Exercise goal: Lift every line from the entries that includes the word "type".

====

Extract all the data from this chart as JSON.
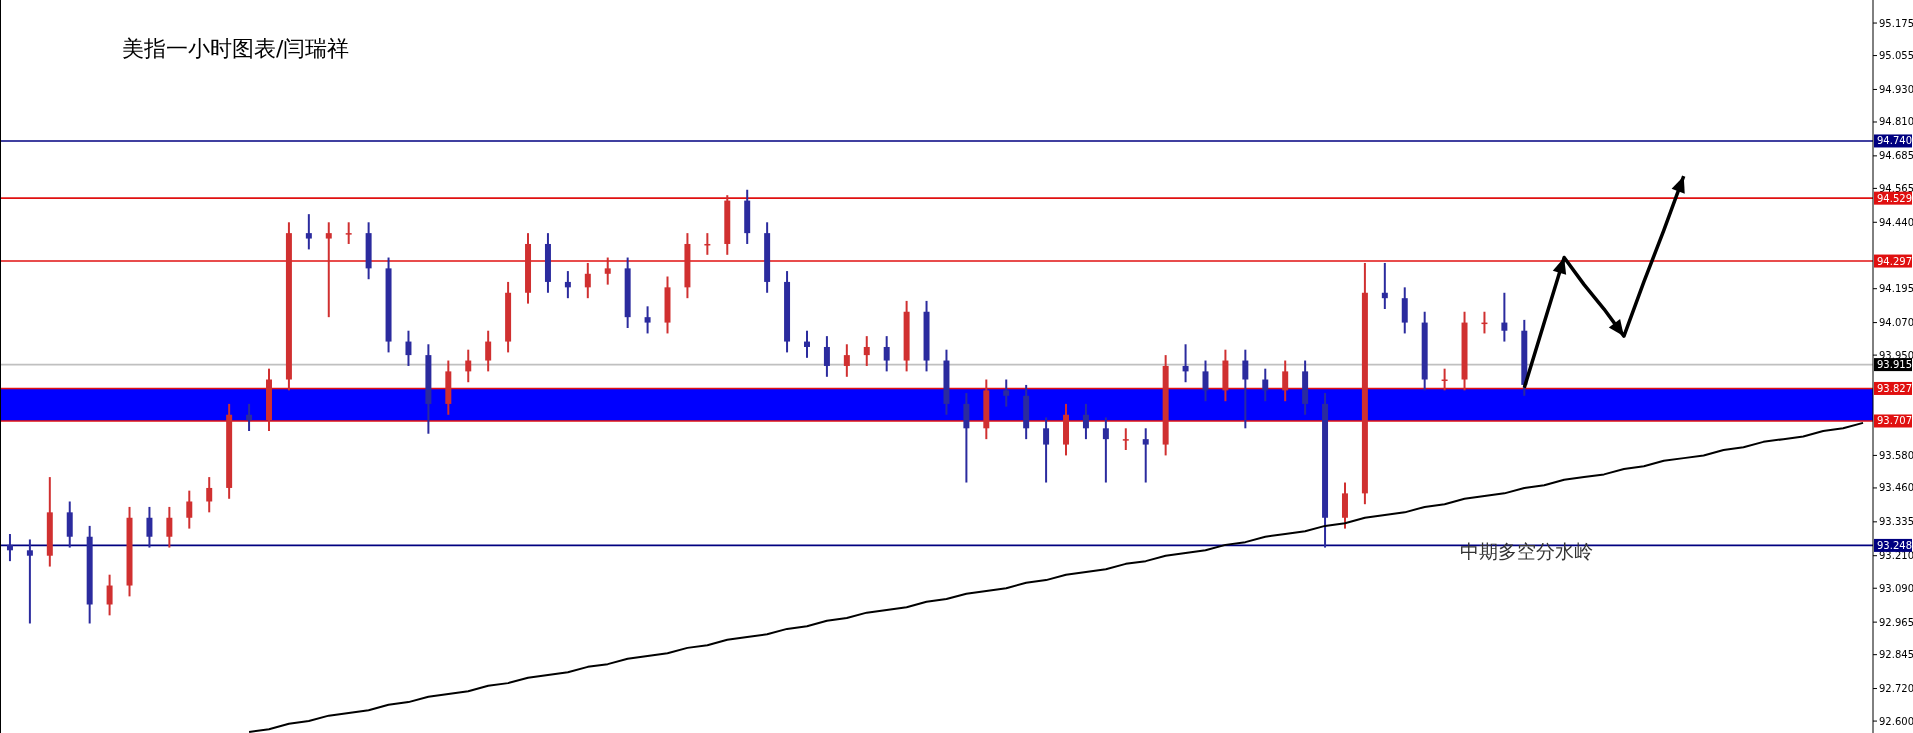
{
  "chart_data": {
    "type": "candlestick",
    "title": "美指一小时图表/闫瑞祥",
    "annotations": [
      "中期多空分水岭"
    ],
    "categories": [
      null,
      null,
      null,
      null,
      null,
      null,
      null,
      null,
      null,
      null,
      null,
      null,
      null,
      null,
      null,
      null,
      null,
      null,
      null,
      null,
      null,
      null,
      null,
      null,
      null,
      null,
      null,
      null,
      null,
      null,
      null,
      null,
      null,
      null,
      null,
      null,
      null,
      null,
      null,
      null,
      null,
      null,
      null,
      null,
      null,
      null,
      null,
      null,
      null,
      null,
      null,
      null,
      null,
      null,
      null,
      null,
      null,
      null,
      null,
      null,
      null,
      null,
      null,
      null,
      null,
      null,
      null,
      null,
      null,
      null,
      null,
      null,
      null,
      null,
      null,
      null,
      null,
      null,
      null,
      null,
      null,
      null,
      null,
      null,
      null,
      null,
      null,
      null,
      null,
      null,
      null,
      null,
      null,
      null
    ],
    "ylim": [
      92.556,
      95.26
    ],
    "tick_labels": "y",
    "yticks": [
      {
        "value": 95.175,
        "label": "95.175"
      },
      {
        "value": 95.055,
        "label": "95.055"
      },
      {
        "value": 94.93,
        "label": "94.930"
      },
      {
        "value": 94.81,
        "label": "94.810"
      },
      {
        "value": 94.685,
        "label": "94.685"
      },
      {
        "value": 94.565,
        "label": "94.565"
      },
      {
        "value": 94.44,
        "label": "94.440"
      },
      {
        "value": 94.195,
        "label": "94.195"
      },
      {
        "value": 94.07,
        "label": "94.070"
      },
      {
        "value": 93.95,
        "label": "93.950"
      },
      {
        "value": 93.58,
        "label": "93.580"
      },
      {
        "value": 93.46,
        "label": "93.460"
      },
      {
        "value": 93.335,
        "label": "93.335"
      },
      {
        "value": 93.21,
        "label": "93.210"
      },
      {
        "value": 93.09,
        "label": "93.090"
      },
      {
        "value": 92.965,
        "label": "92.965"
      },
      {
        "value": 92.845,
        "label": "92.845"
      },
      {
        "value": 92.72,
        "label": "92.720"
      },
      {
        "value": 92.6,
        "label": "92.600"
      }
    ],
    "ref_lines": [
      {
        "axis": "y",
        "value": 94.74,
        "label": "94.740",
        "color": "#000080"
      },
      {
        "axis": "y",
        "value": 94.529,
        "label": "94.529",
        "color": "#e01010"
      },
      {
        "axis": "y",
        "value": 94.297,
        "label": "94.297",
        "color": "#e01010"
      },
      {
        "axis": "y",
        "value": 93.915,
        "label": "93.915",
        "color": "#c0c0c0"
      },
      {
        "axis": "y",
        "value": 93.827,
        "label": "93.827",
        "color": "#e01010"
      },
      {
        "axis": "y",
        "value": 93.707,
        "label": "93.707",
        "color": "#e01010"
      },
      {
        "axis": "y",
        "value": 93.248,
        "label": "93.248",
        "color": "#000080"
      }
    ],
    "bands": [
      {
        "axis": "y",
        "from": 93.707,
        "to": 93.827,
        "color": "#0000ff"
      }
    ],
    "series": [
      {
        "type": "candlestick",
        "colors": [
          "#2b2b9e",
          "#2b2b9e",
          "#d03030",
          "#2b2b9e",
          "#2b2b9e",
          "#d03030",
          "#d03030",
          "#2b2b9e",
          "#d03030",
          "#d03030",
          "#d03030",
          "#d03030",
          "#2b2b9e",
          "#d03030",
          "#d03030",
          "#2b2b9e",
          "#d03030",
          "#d03030",
          "#2b2b9e",
          "#2b2b9e",
          "#2b2b9e",
          "#2b2b9e",
          "#d03030",
          "#d03030",
          "#d03030",
          "#d03030",
          "#d03030",
          "#2b2b9e",
          "#2b2b9e",
          "#d03030",
          "#d03030",
          "#2b2b9e",
          "#2b2b9e",
          "#d03030",
          "#d03030",
          "#d03030",
          "#d03030",
          "#2b2b9e",
          "#2b2b9e",
          "#2b2b9e",
          "#2b2b9e",
          "#2b2b9e",
          "#d03030",
          "#d03030",
          "#2b2b9e",
          "#d03030",
          "#2b2b9e",
          "#2b2b9e",
          "#2b2b9e",
          "#d03030",
          "#2b2b9e",
          "#2b2b9e",
          "#2b2b9e",
          "#d03030",
          "#2b2b9e",
          "#2b2b9e",
          "#d03030",
          "#2b2b9e",
          "#d03030",
          "#2b2b9e",
          "#2b2b9e",
          "#d03030",
          "#2b2b9e",
          "#2b2b9e",
          "#d03030",
          "#2b2b9e",
          "#2b2b9e",
          "#d03030",
          "#d03030",
          "#2b2b9e",
          "#2b2b9e",
          "#2b2b9e",
          "#d03030",
          "#d03030",
          "#d03030",
          "#2b2b9e",
          "#2b2b9e",
          null,
          null,
          null,
          null,
          null,
          null,
          null,
          null,
          null,
          null,
          null,
          null,
          null,
          null,
          null,
          null,
          null
        ],
        "ohlc": [
          [
            93.25,
            93.29,
            93.19,
            93.23
          ],
          [
            93.23,
            93.27,
            92.96,
            93.21
          ],
          [
            93.21,
            93.5,
            93.17,
            93.37
          ],
          [
            93.37,
            93.41,
            93.24,
            93.28
          ],
          [
            93.28,
            93.32,
            92.96,
            93.03
          ],
          [
            93.03,
            93.14,
            92.99,
            93.1
          ],
          [
            93.1,
            93.39,
            93.06,
            93.35
          ],
          [
            93.35,
            93.39,
            93.24,
            93.28
          ],
          [
            93.28,
            93.39,
            93.24,
            93.35
          ],
          [
            93.35,
            93.45,
            93.31,
            93.41
          ],
          [
            93.41,
            93.5,
            93.37,
            93.46
          ],
          [
            93.46,
            93.77,
            93.42,
            93.73
          ],
          [
            93.73,
            93.77,
            93.67,
            93.71
          ],
          [
            93.71,
            93.9,
            93.67,
            93.86
          ],
          [
            93.86,
            94.44,
            93.82,
            94.4
          ],
          [
            94.4,
            94.47,
            94.34,
            94.38
          ],
          [
            94.38,
            94.44,
            94.09,
            94.4
          ],
          [
            94.4,
            94.44,
            94.36,
            94.4
          ],
          [
            94.4,
            94.44,
            94.23,
            94.27
          ],
          [
            94.27,
            94.31,
            93.96,
            94.0
          ],
          [
            94.0,
            94.04,
            93.91,
            93.95
          ],
          [
            93.95,
            93.99,
            93.66,
            93.77
          ],
          [
            93.77,
            93.93,
            93.73,
            93.89
          ],
          [
            93.89,
            93.97,
            93.85,
            93.93
          ],
          [
            93.93,
            94.04,
            93.89,
            94.0
          ],
          [
            94.0,
            94.22,
            93.96,
            94.18
          ],
          [
            94.18,
            94.4,
            94.14,
            94.36
          ],
          [
            94.36,
            94.4,
            94.18,
            94.22
          ],
          [
            94.22,
            94.26,
            94.16,
            94.2
          ],
          [
            94.2,
            94.29,
            94.16,
            94.25
          ],
          [
            94.25,
            94.31,
            94.21,
            94.27
          ],
          [
            94.27,
            94.31,
            94.05,
            94.09
          ],
          [
            94.09,
            94.13,
            94.03,
            94.07
          ],
          [
            94.07,
            94.24,
            94.03,
            94.2
          ],
          [
            94.2,
            94.4,
            94.16,
            94.36
          ],
          [
            94.36,
            94.4,
            94.32,
            94.36
          ],
          [
            94.36,
            94.54,
            94.32,
            94.52
          ],
          [
            94.52,
            94.56,
            94.36,
            94.4
          ],
          [
            94.4,
            94.44,
            94.18,
            94.22
          ],
          [
            94.22,
            94.26,
            93.96,
            94.0
          ],
          [
            94.0,
            94.04,
            93.94,
            93.98
          ],
          [
            93.98,
            94.02,
            93.87,
            93.91
          ],
          [
            93.91,
            93.99,
            93.87,
            93.95
          ],
          [
            93.95,
            94.02,
            93.91,
            93.98
          ],
          [
            93.98,
            94.02,
            93.89,
            93.93
          ],
          [
            93.93,
            94.15,
            93.89,
            94.11
          ],
          [
            94.11,
            94.15,
            93.89,
            93.93
          ],
          [
            93.93,
            93.97,
            93.73,
            93.77
          ],
          [
            93.77,
            93.81,
            93.48,
            93.68
          ],
          [
            93.68,
            93.86,
            93.64,
            93.82
          ],
          [
            93.82,
            93.86,
            93.76,
            93.8
          ],
          [
            93.8,
            93.84,
            93.64,
            93.68
          ],
          [
            93.68,
            93.72,
            93.48,
            93.62
          ],
          [
            93.62,
            93.77,
            93.58,
            93.73
          ],
          [
            93.73,
            93.77,
            93.64,
            93.68
          ],
          [
            93.68,
            93.72,
            93.48,
            93.64
          ],
          [
            93.64,
            93.68,
            93.6,
            93.64
          ],
          [
            93.64,
            93.68,
            93.48,
            93.62
          ],
          [
            93.62,
            93.95,
            93.58,
            93.91
          ],
          [
            93.91,
            93.99,
            93.85,
            93.89
          ],
          [
            93.89,
            93.93,
            93.78,
            93.82
          ],
          [
            93.82,
            93.97,
            93.78,
            93.93
          ],
          [
            93.93,
            93.97,
            93.68,
            93.86
          ],
          [
            93.86,
            93.9,
            93.78,
            93.82
          ],
          [
            93.82,
            93.93,
            93.78,
            93.89
          ],
          [
            93.89,
            93.93,
            93.73,
            93.77
          ],
          [
            93.77,
            93.81,
            93.24,
            93.35
          ],
          [
            93.35,
            93.48,
            93.31,
            93.44
          ],
          [
            93.44,
            94.29,
            93.4,
            94.18
          ],
          [
            94.18,
            94.29,
            94.12,
            94.16
          ],
          [
            94.16,
            94.2,
            94.03,
            94.07
          ],
          [
            94.07,
            94.11,
            93.82,
            93.86
          ],
          [
            93.86,
            93.9,
            93.82,
            93.86
          ],
          [
            93.86,
            94.11,
            93.82,
            94.07
          ],
          [
            94.07,
            94.11,
            94.03,
            94.07
          ],
          [
            94.07,
            94.18,
            94.0,
            94.04
          ],
          [
            94.04,
            94.08,
            93.8,
            93.84
          ],
          null,
          null,
          null,
          null,
          null,
          null,
          null,
          null,
          null,
          null,
          null,
          null,
          null,
          null,
          null,
          null,
          null
        ]
      },
      {
        "type": "line",
        "color": "#000000",
        "values": [
          null,
          null,
          null,
          null,
          null,
          null,
          null,
          null,
          null,
          null,
          null,
          null,
          92.56,
          92.57,
          92.59,
          92.6,
          92.62,
          92.63,
          92.64,
          92.66,
          92.67,
          92.69,
          92.7,
          92.71,
          92.73,
          92.74,
          92.76,
          92.77,
          92.78,
          92.8,
          92.81,
          92.83,
          92.84,
          92.85,
          92.87,
          92.88,
          92.9,
          92.91,
          92.92,
          92.94,
          92.95,
          92.97,
          92.98,
          93.0,
          93.01,
          93.02,
          93.04,
          93.05,
          93.07,
          93.08,
          93.09,
          93.11,
          93.12,
          93.14,
          93.15,
          93.16,
          93.18,
          93.19,
          93.21,
          93.22,
          93.23,
          93.25,
          93.26,
          93.28,
          93.29,
          93.3,
          93.32,
          93.33,
          93.35,
          93.36,
          93.37,
          93.39,
          93.4,
          93.42,
          93.43,
          93.44,
          93.46,
          93.47,
          93.49,
          93.5,
          93.51,
          93.53,
          93.54,
          93.56,
          93.57,
          93.58,
          93.6,
          93.61,
          93.63,
          93.64,
          93.65,
          93.67,
          93.68,
          93.7
        ]
      },
      {
        "type": "line",
        "color": "#000000",
        "values": [
          null,
          null,
          null,
          null,
          null,
          null,
          null,
          null,
          null,
          null,
          null,
          null,
          null,
          null,
          null,
          null,
          null,
          null,
          null,
          null,
          null,
          null,
          null,
          null,
          null,
          null,
          null,
          null,
          null,
          null,
          null,
          null,
          null,
          null,
          null,
          null,
          null,
          null,
          null,
          null,
          null,
          null,
          null,
          null,
          null,
          null,
          null,
          null,
          null,
          null,
          null,
          null,
          null,
          null,
          null,
          null,
          null,
          null,
          null,
          null,
          null,
          null,
          null,
          null,
          null,
          null,
          null,
          null,
          null,
          null,
          null,
          null,
          null,
          null,
          null,
          null,
          93.83,
          94.07,
          94.31,
          94.21,
          94.12,
          94.02,
          94.22,
          94.41,
          94.61,
          null,
          null,
          null,
          null,
          null,
          null,
          null,
          null,
          null
        ]
      }
    ]
  }
}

====

Reply to the exercise:
    "type": "candlestick",
        "type": "candlestick",
        "type": "line",
        "type": "line",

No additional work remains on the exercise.